__Work to be completed__. Lines holding the string "type" are the ones to copy; find them all in the data.

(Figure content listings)
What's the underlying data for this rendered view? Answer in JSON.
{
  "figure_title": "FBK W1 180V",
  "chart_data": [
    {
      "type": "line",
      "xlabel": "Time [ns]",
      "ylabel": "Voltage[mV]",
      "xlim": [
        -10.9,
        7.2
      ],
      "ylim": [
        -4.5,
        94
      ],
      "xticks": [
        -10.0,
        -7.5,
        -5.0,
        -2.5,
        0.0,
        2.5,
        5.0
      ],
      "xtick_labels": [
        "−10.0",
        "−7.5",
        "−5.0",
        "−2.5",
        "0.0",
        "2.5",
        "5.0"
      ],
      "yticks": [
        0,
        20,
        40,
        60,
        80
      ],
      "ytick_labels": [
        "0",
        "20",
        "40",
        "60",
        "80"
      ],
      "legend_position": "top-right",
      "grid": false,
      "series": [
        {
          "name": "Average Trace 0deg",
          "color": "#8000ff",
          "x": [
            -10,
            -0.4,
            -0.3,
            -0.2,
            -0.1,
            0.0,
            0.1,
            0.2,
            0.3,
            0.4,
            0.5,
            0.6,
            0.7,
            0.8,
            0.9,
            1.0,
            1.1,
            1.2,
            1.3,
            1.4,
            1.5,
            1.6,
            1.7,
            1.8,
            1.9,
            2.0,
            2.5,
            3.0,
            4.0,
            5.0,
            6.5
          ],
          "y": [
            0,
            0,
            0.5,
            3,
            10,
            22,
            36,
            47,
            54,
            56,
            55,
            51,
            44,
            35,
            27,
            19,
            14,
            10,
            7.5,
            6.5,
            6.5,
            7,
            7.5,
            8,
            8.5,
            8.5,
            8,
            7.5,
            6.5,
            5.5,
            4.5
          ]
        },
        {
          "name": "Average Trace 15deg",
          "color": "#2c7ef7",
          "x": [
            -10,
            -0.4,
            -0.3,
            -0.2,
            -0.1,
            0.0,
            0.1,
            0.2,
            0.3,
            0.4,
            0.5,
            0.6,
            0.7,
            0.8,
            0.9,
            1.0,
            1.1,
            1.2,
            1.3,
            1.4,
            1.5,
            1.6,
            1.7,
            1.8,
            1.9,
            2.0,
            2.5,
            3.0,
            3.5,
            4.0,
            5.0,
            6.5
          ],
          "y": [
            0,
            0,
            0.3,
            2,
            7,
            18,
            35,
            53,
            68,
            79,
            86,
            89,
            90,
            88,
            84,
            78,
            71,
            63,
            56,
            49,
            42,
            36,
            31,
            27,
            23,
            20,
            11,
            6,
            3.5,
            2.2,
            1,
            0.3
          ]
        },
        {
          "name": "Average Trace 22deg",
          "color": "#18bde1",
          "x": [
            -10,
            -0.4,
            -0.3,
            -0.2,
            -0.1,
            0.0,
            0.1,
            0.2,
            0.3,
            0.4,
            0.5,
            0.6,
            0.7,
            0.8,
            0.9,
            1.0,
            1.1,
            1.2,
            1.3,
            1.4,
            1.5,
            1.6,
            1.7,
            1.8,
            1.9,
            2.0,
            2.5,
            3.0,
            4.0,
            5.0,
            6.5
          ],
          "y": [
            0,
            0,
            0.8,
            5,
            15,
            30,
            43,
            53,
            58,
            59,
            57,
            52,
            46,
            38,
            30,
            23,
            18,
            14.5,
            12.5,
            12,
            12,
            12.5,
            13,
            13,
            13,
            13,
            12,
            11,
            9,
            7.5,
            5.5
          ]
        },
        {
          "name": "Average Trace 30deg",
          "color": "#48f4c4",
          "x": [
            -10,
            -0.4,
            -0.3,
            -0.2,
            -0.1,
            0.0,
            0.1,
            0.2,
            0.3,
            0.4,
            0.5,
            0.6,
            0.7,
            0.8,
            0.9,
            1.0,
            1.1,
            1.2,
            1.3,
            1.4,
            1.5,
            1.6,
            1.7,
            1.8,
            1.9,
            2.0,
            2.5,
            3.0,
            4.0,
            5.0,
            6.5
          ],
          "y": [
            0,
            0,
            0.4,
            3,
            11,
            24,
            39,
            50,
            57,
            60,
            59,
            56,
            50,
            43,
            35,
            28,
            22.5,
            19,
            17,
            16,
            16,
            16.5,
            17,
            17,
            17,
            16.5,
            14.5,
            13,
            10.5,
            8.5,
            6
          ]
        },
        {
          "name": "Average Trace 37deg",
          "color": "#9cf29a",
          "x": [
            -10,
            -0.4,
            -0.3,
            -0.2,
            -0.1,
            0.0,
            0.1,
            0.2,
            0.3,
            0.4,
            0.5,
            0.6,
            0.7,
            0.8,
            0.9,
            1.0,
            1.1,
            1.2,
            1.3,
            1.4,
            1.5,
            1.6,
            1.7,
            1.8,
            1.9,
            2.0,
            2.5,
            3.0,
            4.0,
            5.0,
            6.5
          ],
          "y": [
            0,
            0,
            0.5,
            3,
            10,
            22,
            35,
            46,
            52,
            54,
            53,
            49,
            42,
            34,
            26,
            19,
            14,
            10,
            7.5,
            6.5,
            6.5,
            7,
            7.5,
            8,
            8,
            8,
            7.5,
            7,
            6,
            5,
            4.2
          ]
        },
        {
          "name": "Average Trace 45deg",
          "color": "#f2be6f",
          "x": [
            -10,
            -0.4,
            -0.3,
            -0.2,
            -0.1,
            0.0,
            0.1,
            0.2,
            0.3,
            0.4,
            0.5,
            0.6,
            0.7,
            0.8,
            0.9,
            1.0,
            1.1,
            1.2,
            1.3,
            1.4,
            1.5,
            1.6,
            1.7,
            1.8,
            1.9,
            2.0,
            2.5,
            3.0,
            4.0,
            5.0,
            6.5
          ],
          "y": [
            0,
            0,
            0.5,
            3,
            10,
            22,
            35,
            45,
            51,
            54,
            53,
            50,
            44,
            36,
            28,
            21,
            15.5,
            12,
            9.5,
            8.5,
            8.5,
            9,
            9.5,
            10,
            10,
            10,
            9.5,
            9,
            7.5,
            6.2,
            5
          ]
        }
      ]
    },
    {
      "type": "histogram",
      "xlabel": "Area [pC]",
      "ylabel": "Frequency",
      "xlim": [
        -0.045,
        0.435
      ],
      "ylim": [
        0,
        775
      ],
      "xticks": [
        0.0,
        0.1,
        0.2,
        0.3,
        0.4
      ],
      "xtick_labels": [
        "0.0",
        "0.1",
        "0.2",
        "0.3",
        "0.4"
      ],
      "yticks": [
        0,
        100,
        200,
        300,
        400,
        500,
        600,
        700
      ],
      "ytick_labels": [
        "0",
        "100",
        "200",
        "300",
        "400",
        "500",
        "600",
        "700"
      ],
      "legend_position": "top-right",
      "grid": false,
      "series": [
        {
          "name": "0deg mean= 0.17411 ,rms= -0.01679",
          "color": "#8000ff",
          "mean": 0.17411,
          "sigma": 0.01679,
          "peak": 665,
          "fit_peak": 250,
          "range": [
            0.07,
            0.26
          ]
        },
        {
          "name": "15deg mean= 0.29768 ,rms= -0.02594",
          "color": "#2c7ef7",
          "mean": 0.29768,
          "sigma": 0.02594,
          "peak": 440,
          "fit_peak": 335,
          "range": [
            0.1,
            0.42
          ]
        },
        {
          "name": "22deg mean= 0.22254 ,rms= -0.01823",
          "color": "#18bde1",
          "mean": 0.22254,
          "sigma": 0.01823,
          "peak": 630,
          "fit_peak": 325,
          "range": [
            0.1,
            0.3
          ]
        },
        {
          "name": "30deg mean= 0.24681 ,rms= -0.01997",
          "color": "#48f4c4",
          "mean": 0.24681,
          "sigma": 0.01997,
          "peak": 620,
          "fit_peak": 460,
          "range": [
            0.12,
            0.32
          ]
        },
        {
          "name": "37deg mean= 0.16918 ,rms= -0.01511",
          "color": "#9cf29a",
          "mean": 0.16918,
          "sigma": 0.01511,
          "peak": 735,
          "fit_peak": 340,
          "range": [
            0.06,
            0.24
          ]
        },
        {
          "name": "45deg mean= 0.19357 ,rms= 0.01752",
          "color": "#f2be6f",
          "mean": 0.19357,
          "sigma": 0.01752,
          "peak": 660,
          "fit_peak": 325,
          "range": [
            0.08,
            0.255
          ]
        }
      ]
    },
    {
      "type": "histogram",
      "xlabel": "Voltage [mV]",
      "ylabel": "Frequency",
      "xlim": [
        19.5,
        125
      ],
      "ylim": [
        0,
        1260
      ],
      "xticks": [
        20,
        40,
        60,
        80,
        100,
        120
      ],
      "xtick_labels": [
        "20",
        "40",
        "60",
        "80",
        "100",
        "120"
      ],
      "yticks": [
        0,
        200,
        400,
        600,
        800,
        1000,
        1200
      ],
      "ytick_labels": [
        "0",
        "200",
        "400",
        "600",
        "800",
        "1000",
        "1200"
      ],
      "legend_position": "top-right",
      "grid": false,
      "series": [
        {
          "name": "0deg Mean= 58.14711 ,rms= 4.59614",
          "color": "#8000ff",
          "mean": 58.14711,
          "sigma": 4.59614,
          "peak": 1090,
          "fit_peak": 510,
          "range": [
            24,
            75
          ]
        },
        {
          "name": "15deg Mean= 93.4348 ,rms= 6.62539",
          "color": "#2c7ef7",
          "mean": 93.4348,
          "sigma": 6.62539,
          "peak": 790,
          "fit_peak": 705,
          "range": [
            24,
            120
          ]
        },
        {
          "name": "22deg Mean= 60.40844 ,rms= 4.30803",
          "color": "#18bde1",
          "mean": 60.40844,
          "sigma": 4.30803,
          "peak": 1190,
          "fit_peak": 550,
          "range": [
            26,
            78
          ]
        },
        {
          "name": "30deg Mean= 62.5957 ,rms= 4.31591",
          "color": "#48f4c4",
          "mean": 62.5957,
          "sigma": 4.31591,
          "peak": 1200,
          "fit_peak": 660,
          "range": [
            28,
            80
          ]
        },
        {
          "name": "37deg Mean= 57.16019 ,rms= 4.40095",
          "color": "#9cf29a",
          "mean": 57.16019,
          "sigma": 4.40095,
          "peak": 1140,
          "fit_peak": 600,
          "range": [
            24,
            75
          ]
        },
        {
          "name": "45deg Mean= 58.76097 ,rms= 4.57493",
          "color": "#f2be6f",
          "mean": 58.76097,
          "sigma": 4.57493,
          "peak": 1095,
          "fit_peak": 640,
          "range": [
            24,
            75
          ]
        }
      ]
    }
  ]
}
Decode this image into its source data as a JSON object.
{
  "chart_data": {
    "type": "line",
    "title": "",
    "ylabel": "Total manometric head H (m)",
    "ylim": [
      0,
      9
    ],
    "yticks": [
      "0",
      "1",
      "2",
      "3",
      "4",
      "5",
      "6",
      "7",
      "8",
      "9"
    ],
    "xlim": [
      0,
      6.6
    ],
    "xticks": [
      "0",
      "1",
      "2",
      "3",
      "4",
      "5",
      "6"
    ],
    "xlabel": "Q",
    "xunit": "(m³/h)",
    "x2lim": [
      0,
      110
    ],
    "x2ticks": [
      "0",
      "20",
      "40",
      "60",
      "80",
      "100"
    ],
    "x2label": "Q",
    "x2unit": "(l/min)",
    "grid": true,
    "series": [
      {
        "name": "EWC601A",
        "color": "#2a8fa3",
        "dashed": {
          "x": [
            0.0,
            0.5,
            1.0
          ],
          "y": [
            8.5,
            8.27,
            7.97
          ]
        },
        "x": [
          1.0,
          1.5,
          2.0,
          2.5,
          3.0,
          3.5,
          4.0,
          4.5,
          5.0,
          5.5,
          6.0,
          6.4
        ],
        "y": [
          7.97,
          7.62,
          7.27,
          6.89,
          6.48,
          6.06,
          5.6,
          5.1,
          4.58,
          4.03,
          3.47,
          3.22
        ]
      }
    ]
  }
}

__In response__.
      "type": "line",
      "type": "histogram",
      "type": "histogram",
    "type": "line",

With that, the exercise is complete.